**Exercise requirements:**
Give the material again in full, matching it exactly.

-- Data supplied start --

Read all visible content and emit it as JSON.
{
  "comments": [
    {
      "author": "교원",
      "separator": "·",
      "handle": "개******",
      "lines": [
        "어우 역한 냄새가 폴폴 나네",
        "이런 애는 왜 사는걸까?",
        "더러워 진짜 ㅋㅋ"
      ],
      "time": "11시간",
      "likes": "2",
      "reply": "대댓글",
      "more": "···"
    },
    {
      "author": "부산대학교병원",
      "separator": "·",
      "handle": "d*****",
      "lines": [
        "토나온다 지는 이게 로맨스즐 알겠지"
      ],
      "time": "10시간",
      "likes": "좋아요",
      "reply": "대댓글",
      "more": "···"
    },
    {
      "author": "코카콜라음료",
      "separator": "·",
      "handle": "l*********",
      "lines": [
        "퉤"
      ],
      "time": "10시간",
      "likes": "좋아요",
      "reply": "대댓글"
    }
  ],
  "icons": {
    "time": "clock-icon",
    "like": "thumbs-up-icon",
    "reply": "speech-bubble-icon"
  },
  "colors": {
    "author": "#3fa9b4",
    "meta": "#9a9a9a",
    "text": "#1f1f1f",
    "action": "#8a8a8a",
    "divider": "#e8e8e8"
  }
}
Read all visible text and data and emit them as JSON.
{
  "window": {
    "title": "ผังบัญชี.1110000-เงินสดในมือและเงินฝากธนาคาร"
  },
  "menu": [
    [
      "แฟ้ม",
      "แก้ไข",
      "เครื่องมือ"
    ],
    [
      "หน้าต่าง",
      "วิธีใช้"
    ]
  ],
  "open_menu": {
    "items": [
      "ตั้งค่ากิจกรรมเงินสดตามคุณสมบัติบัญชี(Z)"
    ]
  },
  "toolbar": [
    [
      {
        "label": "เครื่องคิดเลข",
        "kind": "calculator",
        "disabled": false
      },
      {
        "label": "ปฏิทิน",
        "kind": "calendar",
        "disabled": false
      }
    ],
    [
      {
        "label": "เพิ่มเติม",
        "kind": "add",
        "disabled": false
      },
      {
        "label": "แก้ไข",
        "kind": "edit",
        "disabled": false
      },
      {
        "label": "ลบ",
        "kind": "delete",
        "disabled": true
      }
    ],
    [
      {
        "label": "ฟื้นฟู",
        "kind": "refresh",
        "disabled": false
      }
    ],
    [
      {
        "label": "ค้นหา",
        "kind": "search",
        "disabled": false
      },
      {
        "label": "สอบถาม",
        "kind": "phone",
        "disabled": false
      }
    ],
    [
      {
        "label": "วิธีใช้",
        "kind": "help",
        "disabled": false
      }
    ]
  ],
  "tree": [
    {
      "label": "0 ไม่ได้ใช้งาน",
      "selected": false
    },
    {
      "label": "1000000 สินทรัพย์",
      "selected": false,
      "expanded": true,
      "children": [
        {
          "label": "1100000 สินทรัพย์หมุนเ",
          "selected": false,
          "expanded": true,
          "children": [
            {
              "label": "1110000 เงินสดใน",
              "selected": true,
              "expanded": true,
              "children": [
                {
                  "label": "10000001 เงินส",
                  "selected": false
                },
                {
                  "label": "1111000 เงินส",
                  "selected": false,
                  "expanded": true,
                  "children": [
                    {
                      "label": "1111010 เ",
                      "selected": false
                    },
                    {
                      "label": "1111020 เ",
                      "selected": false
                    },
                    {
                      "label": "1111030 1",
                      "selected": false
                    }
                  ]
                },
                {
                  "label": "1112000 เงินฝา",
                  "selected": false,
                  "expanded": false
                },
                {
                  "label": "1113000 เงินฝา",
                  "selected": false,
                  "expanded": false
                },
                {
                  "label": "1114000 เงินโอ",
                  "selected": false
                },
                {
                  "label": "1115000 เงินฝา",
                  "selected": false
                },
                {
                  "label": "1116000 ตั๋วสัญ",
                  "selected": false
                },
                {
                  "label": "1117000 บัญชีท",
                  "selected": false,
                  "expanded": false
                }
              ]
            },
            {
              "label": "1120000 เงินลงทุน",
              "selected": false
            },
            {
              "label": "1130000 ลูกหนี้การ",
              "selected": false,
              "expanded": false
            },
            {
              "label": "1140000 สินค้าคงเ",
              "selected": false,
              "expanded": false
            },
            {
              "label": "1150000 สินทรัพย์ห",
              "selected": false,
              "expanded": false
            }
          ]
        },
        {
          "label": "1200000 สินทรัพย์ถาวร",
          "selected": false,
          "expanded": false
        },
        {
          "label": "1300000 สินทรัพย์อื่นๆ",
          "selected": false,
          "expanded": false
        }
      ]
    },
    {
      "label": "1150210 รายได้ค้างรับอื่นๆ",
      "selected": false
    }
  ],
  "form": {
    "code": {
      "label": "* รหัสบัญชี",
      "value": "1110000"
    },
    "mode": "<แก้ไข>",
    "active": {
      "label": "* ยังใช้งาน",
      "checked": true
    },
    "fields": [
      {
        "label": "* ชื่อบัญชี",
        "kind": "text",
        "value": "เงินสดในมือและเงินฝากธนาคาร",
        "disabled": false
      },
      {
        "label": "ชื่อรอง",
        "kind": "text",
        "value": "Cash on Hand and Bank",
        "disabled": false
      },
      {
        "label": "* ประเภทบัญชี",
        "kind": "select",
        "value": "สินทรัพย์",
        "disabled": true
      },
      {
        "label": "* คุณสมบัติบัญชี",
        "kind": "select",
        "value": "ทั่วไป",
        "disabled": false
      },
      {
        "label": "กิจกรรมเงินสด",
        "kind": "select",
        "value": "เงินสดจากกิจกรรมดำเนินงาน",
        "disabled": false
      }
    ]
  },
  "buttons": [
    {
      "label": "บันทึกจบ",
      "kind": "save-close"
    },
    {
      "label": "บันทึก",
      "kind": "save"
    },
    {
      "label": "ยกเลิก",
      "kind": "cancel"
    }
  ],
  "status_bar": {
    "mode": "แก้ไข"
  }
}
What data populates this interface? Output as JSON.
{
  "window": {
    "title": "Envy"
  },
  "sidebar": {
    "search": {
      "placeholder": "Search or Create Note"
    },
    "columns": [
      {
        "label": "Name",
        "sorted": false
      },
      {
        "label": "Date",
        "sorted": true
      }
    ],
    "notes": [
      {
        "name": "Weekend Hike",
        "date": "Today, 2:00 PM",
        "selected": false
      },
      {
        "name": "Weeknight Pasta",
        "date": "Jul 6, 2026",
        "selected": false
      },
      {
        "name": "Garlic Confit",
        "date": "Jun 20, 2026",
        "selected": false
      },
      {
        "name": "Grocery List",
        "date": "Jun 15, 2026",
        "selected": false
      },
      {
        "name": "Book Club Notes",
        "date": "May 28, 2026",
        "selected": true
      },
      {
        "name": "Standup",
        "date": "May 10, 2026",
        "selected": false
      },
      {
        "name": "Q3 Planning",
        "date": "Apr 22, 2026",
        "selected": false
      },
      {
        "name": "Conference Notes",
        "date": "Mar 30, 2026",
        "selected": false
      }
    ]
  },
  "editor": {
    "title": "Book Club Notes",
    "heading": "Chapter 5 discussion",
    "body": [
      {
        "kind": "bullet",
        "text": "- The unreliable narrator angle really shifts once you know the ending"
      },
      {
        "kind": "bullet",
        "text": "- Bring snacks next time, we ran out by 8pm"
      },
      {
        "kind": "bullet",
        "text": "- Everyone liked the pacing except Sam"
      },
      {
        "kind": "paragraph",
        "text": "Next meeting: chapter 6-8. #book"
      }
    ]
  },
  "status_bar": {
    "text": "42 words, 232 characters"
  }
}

-- Data supplied end --

**Response to this task:**
Read all visible content and emit it as JSON.
{
  "comments": [
    {
      "author": "교원",
      "separator": "·",
      "handle": "개******",
      "lines": [
        "어우 역한 냄새가 폴폴 나네",
        "이런 애는 왜 사는걸까?",
        "더러워 진짜 ㅋㅋ"
      ],
      "time": "11시간",
      "likes": "2",
      "reply": "대댓글",
      "more": "···"
    },
    {
      "author": "부산대학교병원",
      "separator": "·",
      "handle": "d*****",
      "lines": [
        "토나온다 지는 이게 로맨스즐 알겠지"
      ],
      "time": "10시간",
      "likes": "좋아요",
      "reply": "대댓글",
      "more": "···"
    },
    {
      "author": "코카콜라음료",
      "separator": "·",
      "handle": "l*********",
      "lines": [
        "퉤"
      ],
      "time": "10시간",
      "likes": "좋아요",
      "reply": "대댓글"
    }
  ],
  "icons": {
    "time": "clock-icon",
    "like": "thumbs-up-icon",
    "reply": "speech-bubble-icon"
  },
  "colors": {
    "author": "#3fa9b4",
    "meta": "#9a9a9a",
    "text": "#1f1f1f",
    "action": "#8a8a8a",
    "divider": "#e8e8e8"
  }
}
Read all visible text and data and emit them as JSON.
{
  "window": {
    "title": "ผังบัญชี.1110000-เงินสดในมือและเงินฝากธนาคาร"
  },
  "menu": [
    [
      "แฟ้ม",
      "แก้ไข",
      "เครื่องมือ"
    ],
    [
      "หน้าต่าง",
      "วิธีใช้"
    ]
  ],
  "open_menu": {
    "items": [
      "ตั้งค่ากิจกรรมเงินสดตามคุณสมบัติบัญชี(Z)"
    ]
  },
  "toolbar": [
    [
      {
        "label": "เครื่องคิดเลข",
        "kind": "calculator",
        "disabled": false
      },
      {
        "label": "ปฏิทิน",
        "kind": "calendar",
        "disabled": false
      }
    ],
    [
      {
        "label": "เพิ่มเติม",
        "kind": "add",
        "disabled": false
      },
      {
        "label": "แก้ไข",
        "kind": "edit",
        "disabled": false
      },
      {
        "label": "ลบ",
        "kind": "delete",
        "disabled": true
      }
    ],
    [
      {
        "label": "ฟื้นฟู",
        "kind": "refresh",
        "disabled": false
      }
    ],
    [
      {
        "label": "ค้นหา",
        "kind": "search",
        "disabled": false
      },
      {
        "label": "สอบถาม",
        "kind": "phone",
        "disabled": false
      }
    ],
    [
      {
        "label": "วิธีใช้",
        "kind": "help",
        "disabled": false
      }
    ]
  ],
  "tree": [
    {
      "label": "0 ไม่ได้ใช้งาน",
      "selected": false
    },
    {
      "label": "1000000 สินทรัพย์",
      "selected": false,
      "expanded": true,
      "children": [
        {
          "label": "1100000 สินทรัพย์หมุนเ",
          "selected": false,
          "expanded": true,
          "children": [
            {
              "label": "1110000 เงินสดใน",
              "selected": true,
              "expanded": true,
              "children": [
                {
                  "label": "10000001 เงินส",
                  "selected": false
                },
                {
                  "label": "1111000 เงินส",
                  "selected": false,
                  "expanded": true,
                  "children": [
                    {
                      "label": "1111010 เ",
                      "selected": false
                    },
                    {
                      "label": "1111020 เ",
                      "selected": false
                    },
                    {
                      "label": "1111030 1",
                      "selected": false
                    }
                  ]
                },
                {
                  "label": "1112000 เงินฝา",
                  "selected": false,
                  "expanded": false
                },
                {
                  "label": "1113000 เงินฝา",
                  "selected": false,
                  "expanded": false
                },
                {
                  "label": "1114000 เงินโอ",
                  "selected": false
                },
                {
                  "label": "1115000 เงินฝา",
                  "selected": false
                },
                {
                  "label": "1116000 ตั๋วสัญ",
                  "selected": false
                },
                {
                  "label": "1117000 บัญชีท",
                  "selected": false,
                  "expanded": false
                }
              ]
            },
            {
              "label": "1120000 เงินลงทุน",
              "selected": false
            },
            {
              "label": "1130000 ลูกหนี้การ",
              "selected": false,
              "expanded": false
            },
            {
              "label": "1140000 สินค้าคงเ",
              "selected": false,
              "expanded": false
            },
            {
              "label": "1150000 สินทรัพย์ห",
              "selected": false,
              "expanded": false
            }
          ]
        },
        {
          "label": "1200000 สินทรัพย์ถาวร",
          "selected": false,
          "expanded": false
        },
        {
          "label": "1300000 สินทรัพย์อื่นๆ",
          "selected": false,
          "expanded": false
        }
      ]
    },
    {
      "label": "1150210 รายได้ค้างรับอื่นๆ",
      "selected": false
    }
  ],
  "form": {
    "code": {
      "label": "* รหัสบัญชี",
      "value": "1110000"
    },
    "mode": "<แก้ไข>",
    "active": {
      "label": "* ยังใช้งาน",
      "checked": true
    },
    "fields": [
      {
        "label": "* ชื่อบัญชี",
        "kind": "text",
        "value": "เงินสดในมือและเงินฝากธนาคาร",
        "disabled": false
      },
      {
        "label": "ชื่อรอง",
        "kind": "text",
        "value": "Cash on Hand and Bank",
        "disabled": false
      },
      {
        "label": "* ประเภทบัญชี",
        "kind": "select",
        "value": "สินทรัพย์",
        "disabled": true
      },
      {
        "label": "* คุณสมบัติบัญชี",
        "kind": "select",
        "value": "ทั่วไป",
        "disabled": false
      },
      {
        "label": "กิจกรรมเงินสด",
        "kind": "select",
        "value": "เงินสดจากกิจกรรมดำเนินงาน",
        "disabled": false
      }
    ]
  },
  "buttons": [
    {
      "label": "บันทึกจบ",
      "kind": "save-close"
    },
    {
      "label": "บันทึก",
      "kind": "save"
    },
    {
      "label": "ยกเลิก",
      "kind": "cancel"
    }
  ],
  "status_bar": {
    "mode": "แก้ไข"
  }
}
What data populates this interface? Output as JSON.
{
  "window": {
    "title": "Envy"
  },
  "sidebar": {
    "search": {
      "placeholder": "Search or Create Note"
    },
    "columns": [
      {
        "label": "Name",
        "sorted": false
      },
      {
        "label": "Date",
        "sorted": true
      }
    ],
    "notes": [
      {
        "name": "Weekend Hike",
        "date": "Today, 2:00 PM",
        "selected": false
      },
      {
        "name": "Weeknight Pasta",
        "date": "Jul 6, 2026",
        "selected": false
      },
      {
        "name": "Garlic Confit",
        "date": "Jun 20, 2026",
        "selected": false
      },
      {
        "name": "Grocery List",
        "date": "Jun 15, 2026",
        "selected": false
      },
      {
        "name": "Book Club Notes",
        "date": "May 28, 2026",
        "selected": true
      },
      {
        "name": "Standup",
        "date": "May 10, 2026",
        "selected": false
      },
      {
        "name": "Q3 Planning",
        "date": "Apr 22, 2026",
        "selected": false
      },
      {
        "name": "Conference Notes",
        "date": "Mar 30, 2026",
        "selected": false
      }
    ]
  },
  "editor": {
    "title": "Book Club Notes",
    "heading": "Chapter 5 discussion",
    "body": [
      {
        "kind": "bullet",
        "text": "- The unreliable narrator angle really shifts once you know the ending"
      },
      {
        "kind": "bullet",
        "text": "- Bring snacks next time, we ran out by 8pm"
      },
      {
        "kind": "bullet",
        "text": "- Everyone liked the pacing except Sam"
      },
      {
        "kind": "paragraph",
        "text": "Next meeting: chapter 6-8. #book"
      }
    ]
  },
  "status_bar": {
    "text": "42 words, 232 characters"
  }
}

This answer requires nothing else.